■ Data for processing:

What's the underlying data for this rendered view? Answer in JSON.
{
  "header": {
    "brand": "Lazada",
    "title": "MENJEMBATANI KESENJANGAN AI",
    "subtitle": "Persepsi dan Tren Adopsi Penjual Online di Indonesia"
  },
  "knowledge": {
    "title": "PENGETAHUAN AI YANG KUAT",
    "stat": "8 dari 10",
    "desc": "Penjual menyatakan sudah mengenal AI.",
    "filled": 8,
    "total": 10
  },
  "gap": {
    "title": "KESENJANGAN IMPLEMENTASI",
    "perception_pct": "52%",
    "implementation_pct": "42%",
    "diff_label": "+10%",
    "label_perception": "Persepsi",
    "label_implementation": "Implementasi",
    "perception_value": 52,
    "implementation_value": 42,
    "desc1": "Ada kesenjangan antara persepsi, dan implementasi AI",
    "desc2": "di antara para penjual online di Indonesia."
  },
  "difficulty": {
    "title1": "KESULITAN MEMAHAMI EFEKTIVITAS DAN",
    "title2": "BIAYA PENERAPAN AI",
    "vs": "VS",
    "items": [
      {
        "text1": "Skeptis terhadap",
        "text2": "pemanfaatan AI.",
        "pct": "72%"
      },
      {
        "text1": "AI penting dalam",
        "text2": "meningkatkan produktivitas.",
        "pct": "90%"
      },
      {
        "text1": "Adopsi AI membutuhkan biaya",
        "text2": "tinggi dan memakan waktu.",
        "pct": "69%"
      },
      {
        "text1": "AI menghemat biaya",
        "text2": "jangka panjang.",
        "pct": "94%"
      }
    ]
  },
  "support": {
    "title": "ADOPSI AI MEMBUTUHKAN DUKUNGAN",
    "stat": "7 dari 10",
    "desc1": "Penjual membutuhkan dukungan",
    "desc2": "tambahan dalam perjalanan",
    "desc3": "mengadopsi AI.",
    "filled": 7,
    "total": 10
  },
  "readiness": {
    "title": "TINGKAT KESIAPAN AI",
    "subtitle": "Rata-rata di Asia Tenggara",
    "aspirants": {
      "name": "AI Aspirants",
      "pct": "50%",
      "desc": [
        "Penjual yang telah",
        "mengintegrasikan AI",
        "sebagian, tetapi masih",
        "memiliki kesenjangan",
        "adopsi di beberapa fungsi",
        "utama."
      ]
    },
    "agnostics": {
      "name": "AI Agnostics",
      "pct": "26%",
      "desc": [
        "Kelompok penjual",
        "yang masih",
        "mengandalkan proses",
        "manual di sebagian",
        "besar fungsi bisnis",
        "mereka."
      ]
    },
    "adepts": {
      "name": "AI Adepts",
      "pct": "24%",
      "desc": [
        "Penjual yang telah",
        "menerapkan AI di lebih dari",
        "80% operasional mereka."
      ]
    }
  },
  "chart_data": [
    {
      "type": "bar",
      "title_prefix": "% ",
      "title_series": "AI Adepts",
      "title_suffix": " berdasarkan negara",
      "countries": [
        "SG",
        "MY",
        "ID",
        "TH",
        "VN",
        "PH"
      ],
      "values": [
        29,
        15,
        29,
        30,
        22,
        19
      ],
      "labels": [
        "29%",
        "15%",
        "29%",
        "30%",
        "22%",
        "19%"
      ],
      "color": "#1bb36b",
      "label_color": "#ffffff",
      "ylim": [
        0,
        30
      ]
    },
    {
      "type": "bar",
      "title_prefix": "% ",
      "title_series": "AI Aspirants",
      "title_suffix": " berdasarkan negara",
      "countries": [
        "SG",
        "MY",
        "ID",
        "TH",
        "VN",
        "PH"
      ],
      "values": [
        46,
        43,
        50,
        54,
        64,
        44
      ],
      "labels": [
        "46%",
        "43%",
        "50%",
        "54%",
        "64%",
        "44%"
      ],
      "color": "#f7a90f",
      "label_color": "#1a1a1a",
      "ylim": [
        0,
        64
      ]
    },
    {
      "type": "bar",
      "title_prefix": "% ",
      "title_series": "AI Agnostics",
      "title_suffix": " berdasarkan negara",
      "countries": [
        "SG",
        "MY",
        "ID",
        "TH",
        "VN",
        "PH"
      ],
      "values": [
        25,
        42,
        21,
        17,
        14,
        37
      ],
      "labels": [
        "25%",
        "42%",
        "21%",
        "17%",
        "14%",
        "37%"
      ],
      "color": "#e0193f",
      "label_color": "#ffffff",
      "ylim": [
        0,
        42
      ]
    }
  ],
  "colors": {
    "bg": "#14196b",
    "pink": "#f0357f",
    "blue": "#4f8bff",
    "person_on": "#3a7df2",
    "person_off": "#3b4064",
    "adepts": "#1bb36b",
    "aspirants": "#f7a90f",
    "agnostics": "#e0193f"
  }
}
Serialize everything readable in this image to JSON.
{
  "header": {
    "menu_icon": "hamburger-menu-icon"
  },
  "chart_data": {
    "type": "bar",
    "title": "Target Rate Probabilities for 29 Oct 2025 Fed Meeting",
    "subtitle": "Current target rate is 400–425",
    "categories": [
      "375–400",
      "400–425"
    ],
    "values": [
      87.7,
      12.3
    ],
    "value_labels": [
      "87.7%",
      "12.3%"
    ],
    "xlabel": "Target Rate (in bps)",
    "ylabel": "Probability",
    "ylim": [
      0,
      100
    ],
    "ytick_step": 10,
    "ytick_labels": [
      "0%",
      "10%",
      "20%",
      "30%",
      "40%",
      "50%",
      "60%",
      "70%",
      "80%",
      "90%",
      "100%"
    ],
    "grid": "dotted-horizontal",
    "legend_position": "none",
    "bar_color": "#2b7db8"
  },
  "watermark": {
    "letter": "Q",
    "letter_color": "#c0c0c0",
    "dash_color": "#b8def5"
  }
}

■ Task requirements:
Above are lines of data; state how many of them contain the word "antara", with no other output.

■ Full answer:
2